Identify every line in the records below that contains the word "Maximum", and reproduce each one.

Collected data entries
--------------------------------
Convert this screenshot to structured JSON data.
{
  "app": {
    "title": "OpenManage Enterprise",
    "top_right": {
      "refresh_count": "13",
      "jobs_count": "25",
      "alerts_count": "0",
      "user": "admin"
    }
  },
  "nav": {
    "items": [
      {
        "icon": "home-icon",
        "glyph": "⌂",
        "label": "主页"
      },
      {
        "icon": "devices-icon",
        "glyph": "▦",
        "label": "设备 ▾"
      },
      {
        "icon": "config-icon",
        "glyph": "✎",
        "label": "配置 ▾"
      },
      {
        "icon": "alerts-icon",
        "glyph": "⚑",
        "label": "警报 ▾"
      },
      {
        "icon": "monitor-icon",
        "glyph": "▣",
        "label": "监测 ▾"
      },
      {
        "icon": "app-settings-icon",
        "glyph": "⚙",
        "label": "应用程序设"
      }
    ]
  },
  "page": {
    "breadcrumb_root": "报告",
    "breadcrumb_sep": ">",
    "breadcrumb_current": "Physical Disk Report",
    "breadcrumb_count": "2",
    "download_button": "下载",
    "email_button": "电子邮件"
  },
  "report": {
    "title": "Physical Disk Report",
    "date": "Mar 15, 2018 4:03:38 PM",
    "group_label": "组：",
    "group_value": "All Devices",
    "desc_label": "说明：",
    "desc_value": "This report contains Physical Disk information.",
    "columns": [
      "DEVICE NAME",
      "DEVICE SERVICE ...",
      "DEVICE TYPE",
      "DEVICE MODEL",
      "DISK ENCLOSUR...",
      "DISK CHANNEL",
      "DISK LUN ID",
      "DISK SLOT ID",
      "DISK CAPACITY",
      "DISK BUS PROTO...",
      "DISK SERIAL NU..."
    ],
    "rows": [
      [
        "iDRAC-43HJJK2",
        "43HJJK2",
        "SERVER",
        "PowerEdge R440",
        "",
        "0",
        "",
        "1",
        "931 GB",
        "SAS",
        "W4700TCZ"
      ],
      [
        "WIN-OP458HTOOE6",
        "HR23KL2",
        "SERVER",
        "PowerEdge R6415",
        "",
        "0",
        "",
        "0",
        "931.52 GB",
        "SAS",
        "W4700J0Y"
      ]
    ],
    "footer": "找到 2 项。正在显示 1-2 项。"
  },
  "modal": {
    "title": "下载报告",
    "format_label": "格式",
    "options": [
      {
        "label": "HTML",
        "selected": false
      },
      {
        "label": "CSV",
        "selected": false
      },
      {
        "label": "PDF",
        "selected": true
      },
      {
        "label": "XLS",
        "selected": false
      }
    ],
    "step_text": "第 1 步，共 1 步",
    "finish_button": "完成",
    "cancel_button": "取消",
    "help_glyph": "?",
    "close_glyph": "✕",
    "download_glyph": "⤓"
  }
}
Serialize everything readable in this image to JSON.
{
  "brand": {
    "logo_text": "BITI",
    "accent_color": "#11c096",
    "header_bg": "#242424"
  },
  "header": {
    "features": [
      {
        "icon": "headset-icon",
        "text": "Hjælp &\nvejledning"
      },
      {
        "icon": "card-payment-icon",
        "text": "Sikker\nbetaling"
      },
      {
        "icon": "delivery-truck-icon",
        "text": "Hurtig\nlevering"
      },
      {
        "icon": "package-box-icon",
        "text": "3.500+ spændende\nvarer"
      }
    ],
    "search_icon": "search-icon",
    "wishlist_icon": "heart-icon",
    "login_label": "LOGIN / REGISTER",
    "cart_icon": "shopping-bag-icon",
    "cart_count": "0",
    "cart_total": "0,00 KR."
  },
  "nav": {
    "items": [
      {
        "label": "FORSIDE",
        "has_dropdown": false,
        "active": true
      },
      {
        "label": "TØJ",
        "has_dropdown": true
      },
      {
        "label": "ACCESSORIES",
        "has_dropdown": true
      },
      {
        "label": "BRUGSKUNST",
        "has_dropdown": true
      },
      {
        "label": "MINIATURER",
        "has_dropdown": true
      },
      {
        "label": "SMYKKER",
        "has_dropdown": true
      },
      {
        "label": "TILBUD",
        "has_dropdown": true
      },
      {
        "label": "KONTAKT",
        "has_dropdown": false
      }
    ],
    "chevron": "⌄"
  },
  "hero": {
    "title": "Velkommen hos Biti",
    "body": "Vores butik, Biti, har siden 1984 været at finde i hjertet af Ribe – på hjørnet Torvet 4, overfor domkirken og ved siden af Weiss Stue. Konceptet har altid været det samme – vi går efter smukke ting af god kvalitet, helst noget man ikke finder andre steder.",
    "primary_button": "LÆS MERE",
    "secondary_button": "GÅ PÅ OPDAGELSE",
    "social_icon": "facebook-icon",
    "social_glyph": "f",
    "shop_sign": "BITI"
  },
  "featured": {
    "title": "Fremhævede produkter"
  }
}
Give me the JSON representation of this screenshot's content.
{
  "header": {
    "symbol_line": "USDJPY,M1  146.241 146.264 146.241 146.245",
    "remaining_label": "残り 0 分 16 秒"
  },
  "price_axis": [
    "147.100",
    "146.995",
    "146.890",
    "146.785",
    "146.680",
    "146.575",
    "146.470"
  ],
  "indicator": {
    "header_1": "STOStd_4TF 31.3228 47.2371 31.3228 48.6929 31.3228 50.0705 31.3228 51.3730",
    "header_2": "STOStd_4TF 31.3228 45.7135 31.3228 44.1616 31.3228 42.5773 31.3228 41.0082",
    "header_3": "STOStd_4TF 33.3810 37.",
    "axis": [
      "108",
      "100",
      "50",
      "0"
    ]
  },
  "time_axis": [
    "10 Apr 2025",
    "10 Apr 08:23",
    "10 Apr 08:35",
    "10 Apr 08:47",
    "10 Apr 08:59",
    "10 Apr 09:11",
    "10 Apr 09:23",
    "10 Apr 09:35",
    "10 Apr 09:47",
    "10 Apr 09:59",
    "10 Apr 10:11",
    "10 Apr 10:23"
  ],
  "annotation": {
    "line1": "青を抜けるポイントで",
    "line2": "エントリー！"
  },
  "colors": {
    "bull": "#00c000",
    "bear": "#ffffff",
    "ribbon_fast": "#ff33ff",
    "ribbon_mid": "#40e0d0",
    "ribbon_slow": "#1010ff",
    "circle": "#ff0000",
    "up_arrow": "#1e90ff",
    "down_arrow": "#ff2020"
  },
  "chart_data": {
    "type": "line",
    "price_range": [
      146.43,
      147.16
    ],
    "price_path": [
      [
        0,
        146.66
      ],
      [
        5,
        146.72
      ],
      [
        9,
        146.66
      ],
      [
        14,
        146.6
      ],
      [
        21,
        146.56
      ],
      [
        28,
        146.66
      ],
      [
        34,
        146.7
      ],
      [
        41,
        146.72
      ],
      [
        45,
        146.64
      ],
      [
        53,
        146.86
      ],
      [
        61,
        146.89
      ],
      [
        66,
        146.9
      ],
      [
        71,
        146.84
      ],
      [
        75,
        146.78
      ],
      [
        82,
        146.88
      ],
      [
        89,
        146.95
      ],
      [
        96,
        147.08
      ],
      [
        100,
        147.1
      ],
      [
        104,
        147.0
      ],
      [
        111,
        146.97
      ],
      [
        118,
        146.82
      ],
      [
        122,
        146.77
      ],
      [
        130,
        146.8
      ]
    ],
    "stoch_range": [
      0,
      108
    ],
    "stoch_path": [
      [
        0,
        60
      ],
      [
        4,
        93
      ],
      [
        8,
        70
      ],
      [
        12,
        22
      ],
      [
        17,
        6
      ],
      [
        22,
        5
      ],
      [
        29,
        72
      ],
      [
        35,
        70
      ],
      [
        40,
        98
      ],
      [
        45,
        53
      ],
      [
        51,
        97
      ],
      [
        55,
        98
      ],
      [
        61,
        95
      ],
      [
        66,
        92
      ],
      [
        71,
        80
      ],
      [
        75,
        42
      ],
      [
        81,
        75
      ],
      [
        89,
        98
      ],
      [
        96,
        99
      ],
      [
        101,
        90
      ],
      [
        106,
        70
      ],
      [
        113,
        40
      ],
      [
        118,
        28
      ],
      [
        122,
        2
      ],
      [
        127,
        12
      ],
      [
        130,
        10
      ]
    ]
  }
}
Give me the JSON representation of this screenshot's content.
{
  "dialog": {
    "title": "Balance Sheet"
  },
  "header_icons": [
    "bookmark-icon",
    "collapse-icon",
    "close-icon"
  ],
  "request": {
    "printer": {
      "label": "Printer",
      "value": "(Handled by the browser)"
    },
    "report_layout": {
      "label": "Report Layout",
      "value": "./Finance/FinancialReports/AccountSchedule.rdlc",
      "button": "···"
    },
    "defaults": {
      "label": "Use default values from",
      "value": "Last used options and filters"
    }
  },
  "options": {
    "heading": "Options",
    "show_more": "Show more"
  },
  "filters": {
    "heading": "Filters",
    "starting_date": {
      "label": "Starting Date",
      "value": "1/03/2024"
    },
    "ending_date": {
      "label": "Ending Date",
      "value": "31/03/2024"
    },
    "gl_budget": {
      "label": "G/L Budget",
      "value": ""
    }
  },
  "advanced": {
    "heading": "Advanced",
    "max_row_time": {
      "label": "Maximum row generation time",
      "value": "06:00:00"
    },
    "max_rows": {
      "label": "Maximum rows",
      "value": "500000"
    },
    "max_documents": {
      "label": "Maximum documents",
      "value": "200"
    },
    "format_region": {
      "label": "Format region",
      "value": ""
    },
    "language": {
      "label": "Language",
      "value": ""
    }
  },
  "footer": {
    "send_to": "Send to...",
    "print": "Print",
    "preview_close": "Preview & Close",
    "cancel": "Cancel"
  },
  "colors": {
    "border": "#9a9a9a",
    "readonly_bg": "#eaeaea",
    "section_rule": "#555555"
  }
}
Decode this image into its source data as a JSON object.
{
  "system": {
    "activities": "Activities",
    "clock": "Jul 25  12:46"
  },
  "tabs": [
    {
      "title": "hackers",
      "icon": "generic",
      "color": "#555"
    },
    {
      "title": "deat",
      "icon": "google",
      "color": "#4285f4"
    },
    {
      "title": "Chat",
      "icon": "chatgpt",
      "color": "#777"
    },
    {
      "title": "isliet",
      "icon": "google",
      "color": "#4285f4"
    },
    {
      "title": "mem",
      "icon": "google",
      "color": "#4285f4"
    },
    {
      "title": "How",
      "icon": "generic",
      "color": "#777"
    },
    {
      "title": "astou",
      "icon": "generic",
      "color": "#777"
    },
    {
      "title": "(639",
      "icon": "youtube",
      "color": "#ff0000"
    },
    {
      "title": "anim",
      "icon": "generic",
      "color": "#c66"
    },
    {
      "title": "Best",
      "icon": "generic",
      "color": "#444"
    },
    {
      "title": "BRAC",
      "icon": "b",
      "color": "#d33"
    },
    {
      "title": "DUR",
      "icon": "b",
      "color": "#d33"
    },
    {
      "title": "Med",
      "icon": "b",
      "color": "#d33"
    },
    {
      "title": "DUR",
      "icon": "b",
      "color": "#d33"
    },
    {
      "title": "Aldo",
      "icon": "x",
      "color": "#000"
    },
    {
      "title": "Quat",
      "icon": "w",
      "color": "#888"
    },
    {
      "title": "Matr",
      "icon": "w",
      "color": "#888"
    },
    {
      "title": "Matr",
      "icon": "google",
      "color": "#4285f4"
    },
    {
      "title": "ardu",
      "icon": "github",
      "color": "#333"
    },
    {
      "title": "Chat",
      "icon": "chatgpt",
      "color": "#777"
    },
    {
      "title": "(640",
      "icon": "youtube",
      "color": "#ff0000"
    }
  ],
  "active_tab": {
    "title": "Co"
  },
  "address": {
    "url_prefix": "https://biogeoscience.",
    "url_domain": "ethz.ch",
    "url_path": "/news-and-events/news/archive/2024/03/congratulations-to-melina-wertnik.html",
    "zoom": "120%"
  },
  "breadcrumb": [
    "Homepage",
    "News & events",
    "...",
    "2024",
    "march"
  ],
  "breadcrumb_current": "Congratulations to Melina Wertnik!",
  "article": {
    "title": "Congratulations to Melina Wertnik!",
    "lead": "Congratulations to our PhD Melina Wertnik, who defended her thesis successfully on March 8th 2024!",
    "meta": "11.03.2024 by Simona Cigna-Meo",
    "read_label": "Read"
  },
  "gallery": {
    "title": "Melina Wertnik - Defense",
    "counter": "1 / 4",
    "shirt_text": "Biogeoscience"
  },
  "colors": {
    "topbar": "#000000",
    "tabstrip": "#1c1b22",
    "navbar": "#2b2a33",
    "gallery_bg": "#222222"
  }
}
--------------------------------
Result for this exercise >>
      "label": "Maximum row generation time",
      "label": "Maximum rows",
      "label": "Maximum documents",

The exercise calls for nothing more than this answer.